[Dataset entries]
* begin *
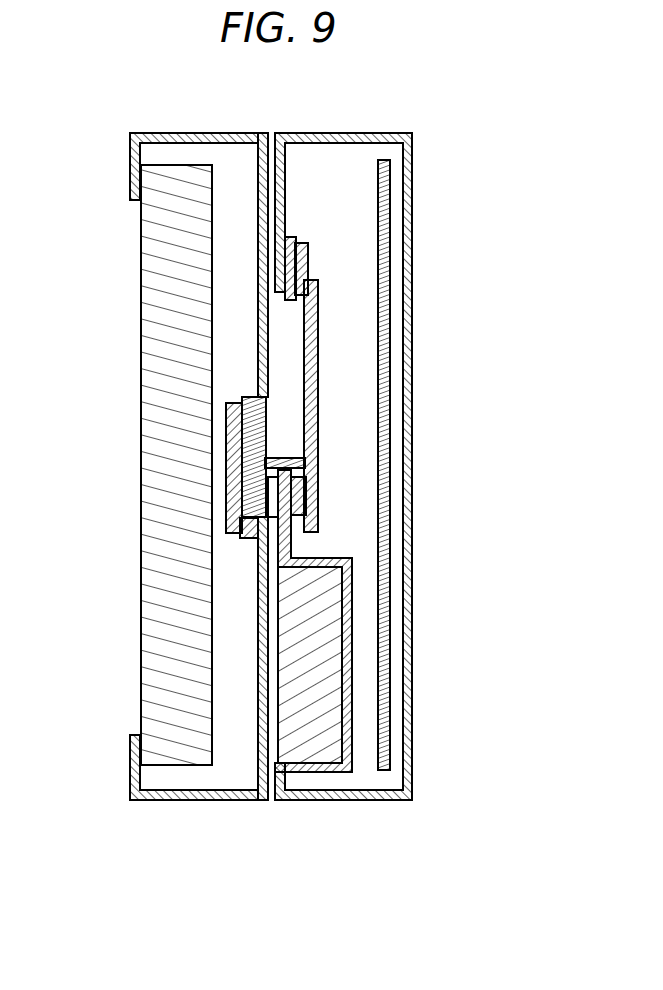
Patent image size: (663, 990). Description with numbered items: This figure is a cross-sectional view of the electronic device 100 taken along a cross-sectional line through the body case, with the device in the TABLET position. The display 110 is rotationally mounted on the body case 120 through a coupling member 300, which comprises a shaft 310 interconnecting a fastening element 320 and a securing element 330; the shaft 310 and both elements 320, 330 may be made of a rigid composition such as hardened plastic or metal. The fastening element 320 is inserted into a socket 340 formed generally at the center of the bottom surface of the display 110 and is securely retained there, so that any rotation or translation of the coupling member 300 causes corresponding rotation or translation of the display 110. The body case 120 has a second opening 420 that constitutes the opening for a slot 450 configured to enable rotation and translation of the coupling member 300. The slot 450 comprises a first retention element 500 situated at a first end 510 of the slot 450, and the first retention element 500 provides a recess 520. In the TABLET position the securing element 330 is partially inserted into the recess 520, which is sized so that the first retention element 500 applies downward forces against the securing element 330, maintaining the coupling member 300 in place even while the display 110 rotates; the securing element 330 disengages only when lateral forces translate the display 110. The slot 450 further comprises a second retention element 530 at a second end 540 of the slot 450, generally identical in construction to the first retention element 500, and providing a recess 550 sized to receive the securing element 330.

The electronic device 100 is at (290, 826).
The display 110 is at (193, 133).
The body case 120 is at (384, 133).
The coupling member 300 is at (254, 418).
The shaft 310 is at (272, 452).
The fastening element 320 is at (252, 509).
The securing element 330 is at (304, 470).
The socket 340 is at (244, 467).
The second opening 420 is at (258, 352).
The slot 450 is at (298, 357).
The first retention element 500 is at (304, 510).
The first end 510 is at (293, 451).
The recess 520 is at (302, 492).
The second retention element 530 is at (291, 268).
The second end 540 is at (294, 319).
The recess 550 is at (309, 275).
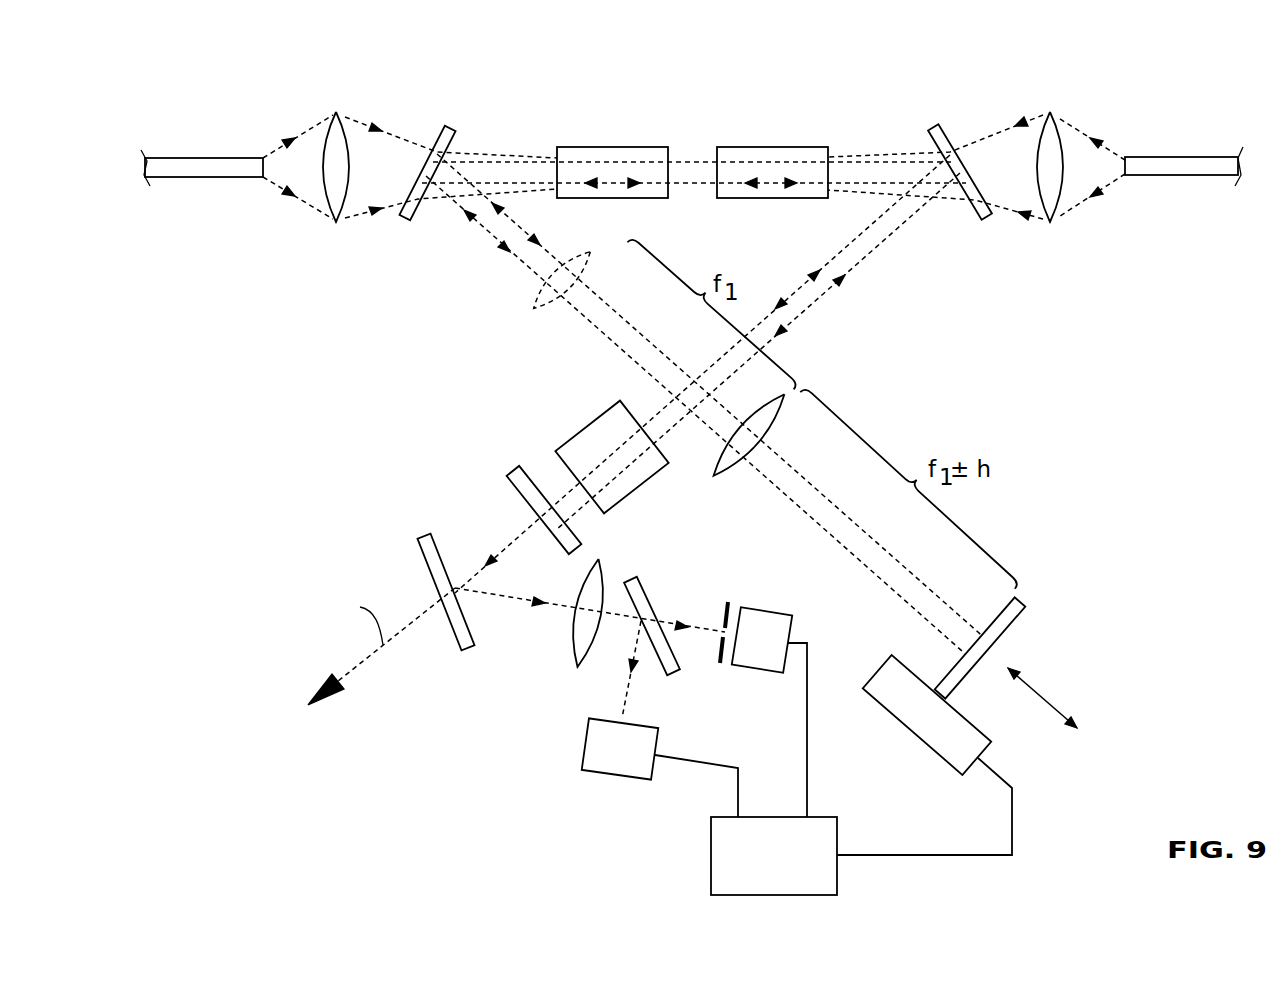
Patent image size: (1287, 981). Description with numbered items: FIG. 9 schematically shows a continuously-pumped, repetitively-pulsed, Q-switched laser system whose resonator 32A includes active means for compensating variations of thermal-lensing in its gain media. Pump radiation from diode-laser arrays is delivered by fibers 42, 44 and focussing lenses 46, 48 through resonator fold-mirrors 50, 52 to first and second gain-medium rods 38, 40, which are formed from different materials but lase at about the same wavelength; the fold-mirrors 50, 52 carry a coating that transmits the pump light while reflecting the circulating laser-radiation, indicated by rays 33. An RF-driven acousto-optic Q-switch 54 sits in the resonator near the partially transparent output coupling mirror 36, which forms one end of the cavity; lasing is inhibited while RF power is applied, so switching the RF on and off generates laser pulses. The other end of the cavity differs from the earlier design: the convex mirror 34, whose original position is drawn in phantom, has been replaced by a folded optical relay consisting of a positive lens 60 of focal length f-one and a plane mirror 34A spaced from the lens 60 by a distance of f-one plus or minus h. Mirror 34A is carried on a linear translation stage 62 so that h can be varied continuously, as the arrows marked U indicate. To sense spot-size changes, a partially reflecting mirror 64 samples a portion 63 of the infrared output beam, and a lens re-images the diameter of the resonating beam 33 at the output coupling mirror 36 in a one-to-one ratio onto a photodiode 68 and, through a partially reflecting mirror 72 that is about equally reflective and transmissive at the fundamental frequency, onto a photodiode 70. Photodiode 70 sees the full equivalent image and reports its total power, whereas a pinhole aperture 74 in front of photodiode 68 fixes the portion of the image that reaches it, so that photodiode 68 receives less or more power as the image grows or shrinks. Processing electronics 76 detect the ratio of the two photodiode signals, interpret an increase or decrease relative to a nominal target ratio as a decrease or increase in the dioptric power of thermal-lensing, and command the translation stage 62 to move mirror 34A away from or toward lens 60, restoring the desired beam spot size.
* end *
**AIM:** Copy out all the rows above word for word, leaving out the pictures.

**EXERCISE RESULT:**
Patent image size: (663, 990). Description with numbered items: This figure is a cross-sectional view of the electronic device 100 taken along a cross-sectional line through the body case, with the device in the TABLET position. The display 110 is rotationally mounted on the body case 120 through a coupling member 300, which comprises a shaft 310 interconnecting a fastening element 320 and a securing element 330; the shaft 310 and both elements 320, 330 may be made of a rigid composition such as hardened plastic or metal. The fastening element 320 is inserted into a socket 340 formed generally at the center of the bottom surface of the display 110 and is securely retained there, so that any rotation or translation of the coupling member 300 causes corresponding rotation or translation of the display 110. The body case 120 has a second opening 420 that constitutes the opening for a slot 450 configured to enable rotation and translation of the coupling member 300. The slot 450 comprises a first retention element 500 situated at a first end 510 of the slot 450, and the first retention element 500 provides a recess 520. In the TABLET position the securing element 330 is partially inserted into the recess 520, which is sized so that the first retention element 500 applies downward forces against the securing element 330, maintaining the coupling member 300 in place even while the display 110 rotates; the securing element 330 disengages only when lateral forces translate the display 110. The slot 450 further comprises a second retention element 530 at a second end 540 of the slot 450, generally identical in construction to the first retention element 500, and providing a recess 550 sized to receive the securing element 330.

The electronic device 100 is at (290, 826).
The display 110 is at (193, 133).
The body case 120 is at (384, 133).
The coupling member 300 is at (254, 418).
The shaft 310 is at (272, 452).
The fastening element 320 is at (252, 509).
The securing element 330 is at (304, 470).
The socket 340 is at (244, 467).
The second opening 420 is at (258, 352).
The slot 450 is at (298, 357).
The first retention element 500 is at (304, 510).
The first end 510 is at (293, 451).
The recess 520 is at (302, 492).
The second retention element 530 is at (291, 268).
The second end 540 is at (294, 319).
The recess 550 is at (309, 275).
Patent image size: (1287, 981). Description with numbered items: FIG. 9 schematically shows a continuously-pumped, repetitively-pulsed, Q-switched laser system whose resonator 32A includes active means for compensating variations of thermal-lensing in its gain media. Pump radiation from diode-laser arrays is delivered by fibers 42, 44 and focussing lenses 46, 48 through resonator fold-mirrors 50, 52 to first and second gain-medium rods 38, 40, which are formed from different materials but lase at about the same wavelength; the fold-mirrors 50, 52 carry a coating that transmits the pump light while reflecting the circulating laser-radiation, indicated by rays 33. An RF-driven acousto-optic Q-switch 54 sits in the resonator near the partially transparent output coupling mirror 36, which forms one end of the cavity; lasing is inhibited while RF power is applied, so switching the RF on and off generates laser pulses. The other end of the cavity differs from the earlier design: the convex mirror 34, whose original position is drawn in phantom, has been replaced by a folded optical relay consisting of a positive lens 60 of focal length f-one and a plane mirror 34A spaced from the lens 60 by a distance of f-one plus or minus h. Mirror 34A is carried on a linear translation stage 62 so that h can be varied continuously, as the arrows marked U indicate. To sense spot-size changes, a partially reflecting mirror 64 samples a portion 63 of the infrared output beam, and a lens re-images the diameter of the resonating beam 33 at the output coupling mirror 36 in a one-to-one ratio onto a photodiode 68 and, through a partially reflecting mirror 72 that is about equally reflective and transmissive at the fundamental frequency, onto a photodiode 70. Photodiode 70 sees the full equivalent image and reports its total power, whereas a pinhole aperture 74 in front of photodiode 68 fixes the portion of the image that reaches it, so that photodiode 68 receives less or more power as the image grows or shrinks. Processing electronics 76 detect the ratio of the two photodiode signals, interpret an increase or decrease relative to a nominal target ratio as a decrease or increase in the dioptric power of thermal-lensing, and command the translation stage 62 to move mirror 34A away from or toward lens 60, restoring the desired beam spot size.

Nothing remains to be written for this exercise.